++++ INPUT FOR THIS TASK

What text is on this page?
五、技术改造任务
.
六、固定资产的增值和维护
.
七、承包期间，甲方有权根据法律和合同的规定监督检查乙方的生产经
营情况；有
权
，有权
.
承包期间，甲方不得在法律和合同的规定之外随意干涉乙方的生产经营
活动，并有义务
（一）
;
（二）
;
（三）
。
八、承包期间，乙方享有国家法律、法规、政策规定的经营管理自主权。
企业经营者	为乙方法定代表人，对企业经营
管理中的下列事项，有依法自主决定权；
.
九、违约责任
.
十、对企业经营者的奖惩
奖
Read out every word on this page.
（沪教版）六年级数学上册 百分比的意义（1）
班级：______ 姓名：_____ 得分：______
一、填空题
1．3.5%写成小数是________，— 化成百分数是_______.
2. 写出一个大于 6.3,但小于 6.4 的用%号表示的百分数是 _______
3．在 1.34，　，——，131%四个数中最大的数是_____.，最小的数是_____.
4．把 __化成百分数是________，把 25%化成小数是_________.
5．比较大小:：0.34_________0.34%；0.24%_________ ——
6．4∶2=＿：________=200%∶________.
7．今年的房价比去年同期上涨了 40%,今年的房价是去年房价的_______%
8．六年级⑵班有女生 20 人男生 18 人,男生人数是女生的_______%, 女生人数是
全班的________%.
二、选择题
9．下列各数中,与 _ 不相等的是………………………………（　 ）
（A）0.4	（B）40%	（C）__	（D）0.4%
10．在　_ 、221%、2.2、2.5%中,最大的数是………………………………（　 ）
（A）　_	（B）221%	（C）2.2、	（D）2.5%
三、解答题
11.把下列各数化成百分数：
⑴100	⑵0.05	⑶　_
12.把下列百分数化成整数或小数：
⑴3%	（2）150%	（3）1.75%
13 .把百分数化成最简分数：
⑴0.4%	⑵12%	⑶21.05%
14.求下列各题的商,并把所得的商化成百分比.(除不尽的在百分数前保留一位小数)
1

++++++++

REQUIREMENT: Reproduce the whole listing word for word.

OUTPUT FOR THIS EXERCISE:
What text is on this page?
五、技术改造任务
.
六、固定资产的增值和维护
.
七、承包期间，甲方有权根据法律和合同的规定监督检查乙方的生产经
营情况；有
权
，有权
.
承包期间，甲方不得在法律和合同的规定之外随意干涉乙方的生产经营
活动，并有义务
（一）
;
（二）
;
（三）
。
八、承包期间，乙方享有国家法律、法规、政策规定的经营管理自主权。
企业经营者	为乙方法定代表人，对企业经营
管理中的下列事项，有依法自主决定权；
.
九、违约责任
.
十、对企业经营者的奖惩
奖
Read out every word on this page.
（沪教版）六年级数学上册 百分比的意义（1）
班级：______ 姓名：_____ 得分：______
一、填空题
1．3.5%写成小数是________，— 化成百分数是_______.
2. 写出一个大于 6.3,但小于 6.4 的用%号表示的百分数是 _______
3．在 1.34，　，——，131%四个数中最大的数是_____.，最小的数是_____.
4．把 __化成百分数是________，把 25%化成小数是_________.
5．比较大小:：0.34_________0.34%；0.24%_________ ——
6．4∶2=＿：________=200%∶________.
7．今年的房价比去年同期上涨了 40%,今年的房价是去年房价的_______%
8．六年级⑵班有女生 20 人男生 18 人,男生人数是女生的_______%, 女生人数是
全班的________%.
二、选择题
9．下列各数中,与 _ 不相等的是………………………………（　 ）
（A）0.4	（B）40%	（C）__	（D）0.4%
10．在　_ 、221%、2.2、2.5%中,最大的数是………………………………（　 ）
（A）　_	（B）221%	（C）2.2、	（D）2.5%
三、解答题
11.把下列各数化成百分数：
⑴100	⑵0.05	⑶　_
12.把下列百分数化成整数或小数：
⑴3%	（2）150%	（3）1.75%
13 .把百分数化成最简分数：
⑴0.4%	⑵12%	⑶21.05%
14.求下列各题的商,并把所得的商化成百分比.(除不尽的在百分数前保留一位小数)
1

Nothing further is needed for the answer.